Stated goal:
Will you give the material below again, every line exactly as it is?

+===+

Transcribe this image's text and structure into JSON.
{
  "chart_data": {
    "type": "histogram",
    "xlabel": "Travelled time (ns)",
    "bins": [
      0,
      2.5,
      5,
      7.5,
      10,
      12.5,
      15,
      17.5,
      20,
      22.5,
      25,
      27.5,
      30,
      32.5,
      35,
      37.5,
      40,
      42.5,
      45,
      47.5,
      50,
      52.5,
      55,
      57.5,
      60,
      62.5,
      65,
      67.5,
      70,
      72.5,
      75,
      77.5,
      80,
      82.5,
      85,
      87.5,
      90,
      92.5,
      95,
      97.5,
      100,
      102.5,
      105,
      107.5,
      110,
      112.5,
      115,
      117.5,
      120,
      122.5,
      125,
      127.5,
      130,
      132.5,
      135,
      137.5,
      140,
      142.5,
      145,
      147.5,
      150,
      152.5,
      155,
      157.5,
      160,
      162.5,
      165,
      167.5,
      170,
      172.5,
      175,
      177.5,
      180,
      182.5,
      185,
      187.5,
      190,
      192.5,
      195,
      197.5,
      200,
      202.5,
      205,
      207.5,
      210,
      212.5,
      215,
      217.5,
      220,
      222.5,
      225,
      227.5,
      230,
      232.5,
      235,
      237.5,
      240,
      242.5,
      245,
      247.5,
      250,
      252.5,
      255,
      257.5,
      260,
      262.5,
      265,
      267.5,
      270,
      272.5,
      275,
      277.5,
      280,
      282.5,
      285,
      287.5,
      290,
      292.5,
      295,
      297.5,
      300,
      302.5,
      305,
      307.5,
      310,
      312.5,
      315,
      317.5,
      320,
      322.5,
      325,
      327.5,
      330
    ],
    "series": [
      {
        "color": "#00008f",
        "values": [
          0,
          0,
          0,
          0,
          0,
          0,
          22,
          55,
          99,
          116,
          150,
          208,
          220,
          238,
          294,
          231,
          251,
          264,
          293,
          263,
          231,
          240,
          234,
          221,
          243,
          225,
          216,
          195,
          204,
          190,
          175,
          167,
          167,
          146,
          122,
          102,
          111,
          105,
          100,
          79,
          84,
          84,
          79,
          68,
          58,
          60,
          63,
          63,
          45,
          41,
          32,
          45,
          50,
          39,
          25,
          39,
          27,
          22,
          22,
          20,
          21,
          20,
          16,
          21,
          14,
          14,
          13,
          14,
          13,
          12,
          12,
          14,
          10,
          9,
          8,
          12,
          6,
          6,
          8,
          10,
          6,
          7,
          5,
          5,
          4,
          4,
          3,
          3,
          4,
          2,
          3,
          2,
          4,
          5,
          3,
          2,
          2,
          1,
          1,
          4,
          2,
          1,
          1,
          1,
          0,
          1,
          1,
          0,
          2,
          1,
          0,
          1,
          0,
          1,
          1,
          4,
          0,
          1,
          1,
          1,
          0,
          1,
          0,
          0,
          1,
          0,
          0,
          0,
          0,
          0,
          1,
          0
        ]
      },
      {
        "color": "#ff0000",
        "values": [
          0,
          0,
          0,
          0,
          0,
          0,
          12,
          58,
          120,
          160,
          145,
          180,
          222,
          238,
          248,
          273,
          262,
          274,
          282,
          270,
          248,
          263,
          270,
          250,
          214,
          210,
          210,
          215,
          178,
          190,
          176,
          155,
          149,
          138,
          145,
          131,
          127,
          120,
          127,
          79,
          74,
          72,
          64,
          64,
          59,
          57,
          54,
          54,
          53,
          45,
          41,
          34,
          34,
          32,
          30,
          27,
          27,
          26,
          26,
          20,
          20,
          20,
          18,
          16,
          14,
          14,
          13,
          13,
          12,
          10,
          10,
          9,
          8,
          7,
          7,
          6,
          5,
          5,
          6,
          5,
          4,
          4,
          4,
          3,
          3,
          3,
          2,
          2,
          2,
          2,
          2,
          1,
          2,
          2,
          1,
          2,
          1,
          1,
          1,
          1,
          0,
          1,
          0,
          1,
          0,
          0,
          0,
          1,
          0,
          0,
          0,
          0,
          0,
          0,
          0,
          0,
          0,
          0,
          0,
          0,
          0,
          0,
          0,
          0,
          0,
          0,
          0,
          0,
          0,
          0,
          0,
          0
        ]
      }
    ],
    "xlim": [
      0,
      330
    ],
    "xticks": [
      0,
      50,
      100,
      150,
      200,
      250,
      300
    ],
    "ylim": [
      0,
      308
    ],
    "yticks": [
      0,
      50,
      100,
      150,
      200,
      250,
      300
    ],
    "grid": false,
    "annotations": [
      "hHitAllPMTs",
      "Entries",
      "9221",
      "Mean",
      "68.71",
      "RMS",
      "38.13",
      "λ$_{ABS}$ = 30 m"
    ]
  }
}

+===+

The reply:
Transcribe this image's text and structure into JSON.
{
  "chart_data": {
    "type": "histogram",
    "xlabel": "Travelled time (ns)",
    "bins": [
      0,
      2.5,
      5,
      7.5,
      10,
      12.5,
      15,
      17.5,
      20,
      22.5,
      25,
      27.5,
      30,
      32.5,
      35,
      37.5,
      40,
      42.5,
      45,
      47.5,
      50,
      52.5,
      55,
      57.5,
      60,
      62.5,
      65,
      67.5,
      70,
      72.5,
      75,
      77.5,
      80,
      82.5,
      85,
      87.5,
      90,
      92.5,
      95,
      97.5,
      100,
      102.5,
      105,
      107.5,
      110,
      112.5,
      115,
      117.5,
      120,
      122.5,
      125,
      127.5,
      130,
      132.5,
      135,
      137.5,
      140,
      142.5,
      145,
      147.5,
      150,
      152.5,
      155,
      157.5,
      160,
      162.5,
      165,
      167.5,
      170,
      172.5,
      175,
      177.5,
      180,
      182.5,
      185,
      187.5,
      190,
      192.5,
      195,
      197.5,
      200,
      202.5,
      205,
      207.5,
      210,
      212.5,
      215,
      217.5,
      220,
      222.5,
      225,
      227.5,
      230,
      232.5,
      235,
      237.5,
      240,
      242.5,
      245,
      247.5,
      250,
      252.5,
      255,
      257.5,
      260,
      262.5,
      265,
      267.5,
      270,
      272.5,
      275,
      277.5,
      280,
      282.5,
      285,
      287.5,
      290,
      292.5,
      295,
      297.5,
      300,
      302.5,
      305,
      307.5,
      310,
      312.5,
      315,
      317.5,
      320,
      322.5,
      325,
      327.5,
      330
    ],
    "series": [
      {
        "color": "#00008f",
        "values": [
          0,
          0,
          0,
          0,
          0,
          0,
          22,
          55,
          99,
          116,
          150,
          208,
          220,
          238,
          294,
          231,
          251,
          264,
          293,
          263,
          231,
          240,
          234,
          221,
          243,
          225,
          216,
          195,
          204,
          190,
          175,
          167,
          167,
          146,
          122,
          102,
          111,
          105,
          100,
          79,
          84,
          84,
          79,
          68,
          58,
          60,
          63,
          63,
          45,
          41,
          32,
          45,
          50,
          39,
          25,
          39,
          27,
          22,
          22,
          20,
          21,
          20,
          16,
          21,
          14,
          14,
          13,
          14,
          13,
          12,
          12,
          14,
          10,
          9,
          8,
          12,
          6,
          6,
          8,
          10,
          6,
          7,
          5,
          5,
          4,
          4,
          3,
          3,
          4,
          2,
          3,
          2,
          4,
          5,
          3,
          2,
          2,
          1,
          1,
          4,
          2,
          1,
          1,
          1,
          0,
          1,
          1,
          0,
          2,
          1,
          0,
          1,
          0,
          1,
          1,
          4,
          0,
          1,
          1,
          1,
          0,
          1,
          0,
          0,
          1,
          0,
          0,
          0,
          0,
          0,
          1,
          0
        ]
      },
      {
        "color": "#ff0000",
        "values": [
          0,
          0,
          0,
          0,
          0,
          0,
          12,
          58,
          120,
          160,
          145,
          180,
          222,
          238,
          248,
          273,
          262,
          274,
          282,
          270,
          248,
          263,
          270,
          250,
          214,
          210,
          210,
          215,
          178,
          190,
          176,
          155,
          149,
          138,
          145,
          131,
          127,
          120,
          127,
          79,
          74,
          72,
          64,
          64,
          59,
          57,
          54,
          54,
          53,
          45,
          41,
          34,
          34,
          32,
          30,
          27,
          27,
          26,
          26,
          20,
          20,
          20,
          18,
          16,
          14,
          14,
          13,
          13,
          12,
          10,
          10,
          9,
          8,
          7,
          7,
          6,
          5,
          5,
          6,
          5,
          4,
          4,
          4,
          3,
          3,
          3,
          2,
          2,
          2,
          2,
          2,
          1,
          2,
          2,
          1,
          2,
          1,
          1,
          1,
          1,
          0,
          1,
          0,
          1,
          0,
          0,
          0,
          1,
          0,
          0,
          0,
          0,
          0,
          0,
          0,
          0,
          0,
          0,
          0,
          0,
          0,
          0,
          0,
          0,
          0,
          0,
          0,
          0,
          0,
          0,
          0,
          0
        ]
      }
    ],
    "xlim": [
      0,
      330
    ],
    "xticks": [
      0,
      50,
      100,
      150,
      200,
      250,
      300
    ],
    "ylim": [
      0,
      308
    ],
    "yticks": [
      0,
      50,
      100,
      150,
      200,
      250,
      300
    ],
    "grid": false,
    "annotations": [
      "hHitAllPMTs",
      "Entries",
      "9221",
      "Mean",
      "68.71",
      "RMS",
      "38.13",
      "λ$_{ABS}$ = 30 m"
    ]
  }
}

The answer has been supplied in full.